* Aim of the task *
Reproduce the entire listing word for word.

[Records excerpted from a collection]

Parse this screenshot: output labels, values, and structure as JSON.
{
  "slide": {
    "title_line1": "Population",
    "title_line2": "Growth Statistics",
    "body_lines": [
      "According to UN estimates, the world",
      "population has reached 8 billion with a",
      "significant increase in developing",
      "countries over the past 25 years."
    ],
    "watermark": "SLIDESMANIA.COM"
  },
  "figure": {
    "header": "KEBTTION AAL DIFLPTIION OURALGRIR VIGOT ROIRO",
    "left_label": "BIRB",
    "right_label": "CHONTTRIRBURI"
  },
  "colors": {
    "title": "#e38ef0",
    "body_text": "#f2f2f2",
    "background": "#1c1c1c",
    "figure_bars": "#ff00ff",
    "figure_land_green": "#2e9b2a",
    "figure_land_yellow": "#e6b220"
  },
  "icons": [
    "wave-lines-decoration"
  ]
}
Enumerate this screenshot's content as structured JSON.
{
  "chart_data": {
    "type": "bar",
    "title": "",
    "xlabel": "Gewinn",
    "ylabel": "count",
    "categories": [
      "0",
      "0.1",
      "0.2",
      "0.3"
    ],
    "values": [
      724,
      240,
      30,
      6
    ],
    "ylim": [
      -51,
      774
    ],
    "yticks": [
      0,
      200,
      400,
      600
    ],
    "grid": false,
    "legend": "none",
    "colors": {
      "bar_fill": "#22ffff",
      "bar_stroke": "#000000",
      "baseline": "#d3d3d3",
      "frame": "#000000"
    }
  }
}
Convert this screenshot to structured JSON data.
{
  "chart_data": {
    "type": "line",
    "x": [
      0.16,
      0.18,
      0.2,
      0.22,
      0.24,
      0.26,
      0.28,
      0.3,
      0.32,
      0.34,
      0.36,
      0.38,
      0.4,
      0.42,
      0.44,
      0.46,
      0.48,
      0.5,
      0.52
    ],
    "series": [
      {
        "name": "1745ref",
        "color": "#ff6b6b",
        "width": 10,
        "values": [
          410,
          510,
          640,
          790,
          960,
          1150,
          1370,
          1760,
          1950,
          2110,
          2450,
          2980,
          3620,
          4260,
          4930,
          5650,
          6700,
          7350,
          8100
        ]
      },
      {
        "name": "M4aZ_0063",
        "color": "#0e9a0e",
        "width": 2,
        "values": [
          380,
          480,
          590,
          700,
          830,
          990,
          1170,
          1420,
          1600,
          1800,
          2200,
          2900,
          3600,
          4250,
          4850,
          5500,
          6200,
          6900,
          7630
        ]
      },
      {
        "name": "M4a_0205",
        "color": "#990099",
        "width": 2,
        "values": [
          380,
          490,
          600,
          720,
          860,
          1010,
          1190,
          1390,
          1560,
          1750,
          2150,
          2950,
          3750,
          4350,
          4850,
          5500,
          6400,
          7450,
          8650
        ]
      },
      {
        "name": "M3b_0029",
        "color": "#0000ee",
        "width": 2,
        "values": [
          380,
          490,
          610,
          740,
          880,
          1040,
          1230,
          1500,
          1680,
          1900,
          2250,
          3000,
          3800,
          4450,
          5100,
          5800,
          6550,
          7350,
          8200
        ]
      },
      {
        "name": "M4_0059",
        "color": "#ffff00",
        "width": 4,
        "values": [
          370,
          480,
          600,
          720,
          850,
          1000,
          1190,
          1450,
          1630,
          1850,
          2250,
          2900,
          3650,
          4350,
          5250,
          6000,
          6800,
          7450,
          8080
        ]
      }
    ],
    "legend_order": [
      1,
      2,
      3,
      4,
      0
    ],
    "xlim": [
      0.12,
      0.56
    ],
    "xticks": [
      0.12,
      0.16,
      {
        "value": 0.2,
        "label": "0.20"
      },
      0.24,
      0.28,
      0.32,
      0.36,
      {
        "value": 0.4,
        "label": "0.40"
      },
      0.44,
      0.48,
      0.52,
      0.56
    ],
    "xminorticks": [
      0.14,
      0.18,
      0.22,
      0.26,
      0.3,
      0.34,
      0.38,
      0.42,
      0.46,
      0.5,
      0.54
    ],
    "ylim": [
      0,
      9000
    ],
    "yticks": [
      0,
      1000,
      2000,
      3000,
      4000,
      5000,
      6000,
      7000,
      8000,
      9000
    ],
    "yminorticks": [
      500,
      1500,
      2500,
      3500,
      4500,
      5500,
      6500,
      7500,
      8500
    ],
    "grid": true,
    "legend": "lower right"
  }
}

* Solved exercise *
Parse this screenshot: output labels, values, and structure as JSON.
{
  "slide": {
    "title_line1": "Population",
    "title_line2": "Growth Statistics",
    "body_lines": [
      "According to UN estimates, the world",
      "population has reached 8 billion with a",
      "significant increase in developing",
      "countries over the past 25 years."
    ],
    "watermark": "SLIDESMANIA.COM"
  },
  "figure": {
    "header": "KEBTTION AAL DIFLPTIION OURALGRIR VIGOT ROIRO",
    "left_label": "BIRB",
    "right_label": "CHONTTRIRBURI"
  },
  "colors": {
    "title": "#e38ef0",
    "body_text": "#f2f2f2",
    "background": "#1c1c1c",
    "figure_bars": "#ff00ff",
    "figure_land_green": "#2e9b2a",
    "figure_land_yellow": "#e6b220"
  },
  "icons": [
    "wave-lines-decoration"
  ]
}
Enumerate this screenshot's content as structured JSON.
{
  "chart_data": {
    "type": "bar",
    "title": "",
    "xlabel": "Gewinn",
    "ylabel": "count",
    "categories": [
      "0",
      "0.1",
      "0.2",
      "0.3"
    ],
    "values": [
      724,
      240,
      30,
      6
    ],
    "ylim": [
      -51,
      774
    ],
    "yticks": [
      0,
      200,
      400,
      600
    ],
    "grid": false,
    "legend": "none",
    "colors": {
      "bar_fill": "#22ffff",
      "bar_stroke": "#000000",
      "baseline": "#d3d3d3",
      "frame": "#000000"
    }
  }
}
Convert this screenshot to structured JSON data.
{
  "chart_data": {
    "type": "line",
    "x": [
      0.16,
      0.18,
      0.2,
      0.22,
      0.24,
      0.26,
      0.28,
      0.3,
      0.32,
      0.34,
      0.36,
      0.38,
      0.4,
      0.42,
      0.44,
      0.46,
      0.48,
      0.5,
      0.52
    ],
    "series": [
      {
        "name": "1745ref",
        "color": "#ff6b6b",
        "width": 10,
        "values": [
          410,
          510,
          640,
          790,
          960,
          1150,
          1370,
          1760,
          1950,
          2110,
          2450,
          2980,
          3620,
          4260,
          4930,
          5650,
          6700,
          7350,
          8100
        ]
      },
      {
        "name": "M4aZ_0063",
        "color": "#0e9a0e",
        "width": 2,
        "values": [
          380,
          480,
          590,
          700,
          830,
          990,
          1170,
          1420,
          1600,
          1800,
          2200,
          2900,
          3600,
          4250,
          4850,
          5500,
          6200,
          6900,
          7630
        ]
      },
      {
        "name": "M4a_0205",
        "color": "#990099",
        "width": 2,
        "values": [
          380,
          490,
          600,
          720,
          860,
          1010,
          1190,
          1390,
          1560,
          1750,
          2150,
          2950,
          3750,
          4350,
          4850,
          5500,
          6400,
          7450,
          8650
        ]
      },
      {
        "name": "M3b_0029",
        "color": "#0000ee",
        "width": 2,
        "values": [
          380,
          490,
          610,
          740,
          880,
          1040,
          1230,
          1500,
          1680,
          1900,
          2250,
          3000,
          3800,
          4450,
          5100,
          5800,
          6550,
          7350,
          8200
        ]
      },
      {
        "name": "M4_0059",
        "color": "#ffff00",
        "width": 4,
        "values": [
          370,
          480,
          600,
          720,
          850,
          1000,
          1190,
          1450,
          1630,
          1850,
          2250,
          2900,
          3650,
          4350,
          5250,
          6000,
          6800,
          7450,
          8080
        ]
      }
    ],
    "legend_order": [
      1,
      2,
      3,
      4,
      0
    ],
    "xlim": [
      0.12,
      0.56
    ],
    "xticks": [
      0.12,
      0.16,
      {
        "value": 0.2,
        "label": "0.20"
      },
      0.24,
      0.28,
      0.32,
      0.36,
      {
        "value": 0.4,
        "label": "0.40"
      },
      0.44,
      0.48,
      0.52,
      0.56
    ],
    "xminorticks": [
      0.14,
      0.18,
      0.22,
      0.26,
      0.3,
      0.34,
      0.38,
      0.42,
      0.46,
      0.5,
      0.54
    ],
    "ylim": [
      0,
      9000
    ],
    "yticks": [
      0,
      1000,
      2000,
      3000,
      4000,
      5000,
      6000,
      7000,
      8000,
      9000
    ],
    "yminorticks": [
      500,
      1500,
      2500,
      3500,
      4500,
      5500,
      6500,
      7500,
      8500
    ],
    "grid": true,
    "legend": "lower right"
  }
}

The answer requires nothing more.